Un deuxième enjeu fondamental que j'ai pu constater, lors des auditions mais aussi au cours de mes travaux sur l'insertion des jeunes dans le cadre de la concertation pour la future stratégie nationale de lutte contre la pauvreté des enfants et des jeunes, est celui des ruptures de parcours des mineurs non accompagnés, confiés à l'aide sociale à l'enfance.

Beaucoup d'interlocuteurs, y compris au niveau des entreprises, m'ont fait part de leur désarroi lorsque des mineurs en formation professionnelle, en apprentissage, doivent mettre fin à leur parcours professionnel pour des questions administratives, ou bien se voient notifier une mesure d'éloignement à l'atteinte de la majorité. J'ai déposé des amendements à cet effet.

Lors de mes auditions et de mes rencontres, j'ai par ailleurs été particulièrement sensibilisée à la question de l'accès à l'emploi des demandeurs d'asile, qui est une condition fondamentale de leur bonne intégration, comme a pu le souligner, dans son rapport, notre collègue Aurélien Taché. Or aujourd'hui, force est de constater que de nombreux obstacles d'accès au marché du travail demeurent réels. Si le projet de loi prévoit la simplification du mécanisme d'autorisation de travail, il ne s'attaque pas directement aux conditions d'accès.

Ainsi, un délai de 9 mois est opposable, et la France fait partie des pays d'Europe qui présentent le plus long délai durant lequel un demandeur d'asile n'a pas le droit de travailler, avec la Hongrie et la Slovénie. En Allemagne, a contrario, ce délai est par exemple de trois mois.

Je voudrais également attirer votre attention sur la question des violences conjugales. Le projet de loi apporte au sein du titre III des garanties et protections supplémentaires, et notamment celle de délivrer de plein droit une carte de résident à une personne victime de violences conjugales après condamnation définitive de l'auteur. Ces violences, rappelons-le, peuvent être de diverses natures : psychologiques, physiques, sexuelles ou économiques. Les dispositions contenues dans le texte constituent une avancée que je tiens à saluer. Des amendements ont été déposés au sujet des violences conjugales : cet enjeu étant essentiel, ils doivent appeler la pleine attention de la représentation nationale.

▸ **ACTIVITÉ**
Mettez à jour le passage de l'extrait sur les mineurs non accompagnés compris entre « Un deuxième enjeu » et « à cet effet. » inclus, en remplaçant « mineurs non accompagnés » par « jeunes étrangers isolés ». Les enregistrements n'ont aucun lien avec l'extrait.

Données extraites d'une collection
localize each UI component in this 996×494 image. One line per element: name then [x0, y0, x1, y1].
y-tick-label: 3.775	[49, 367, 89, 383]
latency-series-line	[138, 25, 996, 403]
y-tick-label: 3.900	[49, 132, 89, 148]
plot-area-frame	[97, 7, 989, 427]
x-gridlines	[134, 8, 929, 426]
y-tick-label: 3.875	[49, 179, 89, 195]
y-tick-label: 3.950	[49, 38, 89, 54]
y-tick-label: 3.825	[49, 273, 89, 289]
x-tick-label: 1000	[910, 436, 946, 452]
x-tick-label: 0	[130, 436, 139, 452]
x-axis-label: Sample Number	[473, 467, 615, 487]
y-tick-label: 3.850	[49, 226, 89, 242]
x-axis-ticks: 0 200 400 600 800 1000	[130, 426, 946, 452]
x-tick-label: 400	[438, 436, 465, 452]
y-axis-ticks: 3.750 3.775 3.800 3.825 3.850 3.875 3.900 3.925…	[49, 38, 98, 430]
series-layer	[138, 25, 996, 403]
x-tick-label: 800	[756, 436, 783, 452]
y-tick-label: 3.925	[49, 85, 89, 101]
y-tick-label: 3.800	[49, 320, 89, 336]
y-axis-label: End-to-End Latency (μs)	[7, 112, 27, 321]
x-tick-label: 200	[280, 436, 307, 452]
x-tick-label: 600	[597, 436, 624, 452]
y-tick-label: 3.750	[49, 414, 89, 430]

▸ **RÉPONSE ÉCRITE**
Un deuxième enjeu fondamental que j'ai pu constater, lors des auditions mais aussi au cours de mes travaux sur l'insertion des jeunes dans le cadre de la concertation pour la future stratégie nationale de lutte contre la pauvreté des enfants et des jeunes, est celui des ruptures de parcours des jeunes étrangers isolés, confiés à l'aide sociale à l'enfance.

Beaucoup d'interlocuteurs, y compris au niveau des entreprises, m'ont fait part de leur désarroi lorsque des mineurs en formation professionnelle, en apprentissage, doivent mettre fin à leur parcours professionnel pour des questions administratives, ou bien se voient notifier une mesure d'éloignement à l'atteinte de la majorité. J'ai déposé des amendements à cet effet.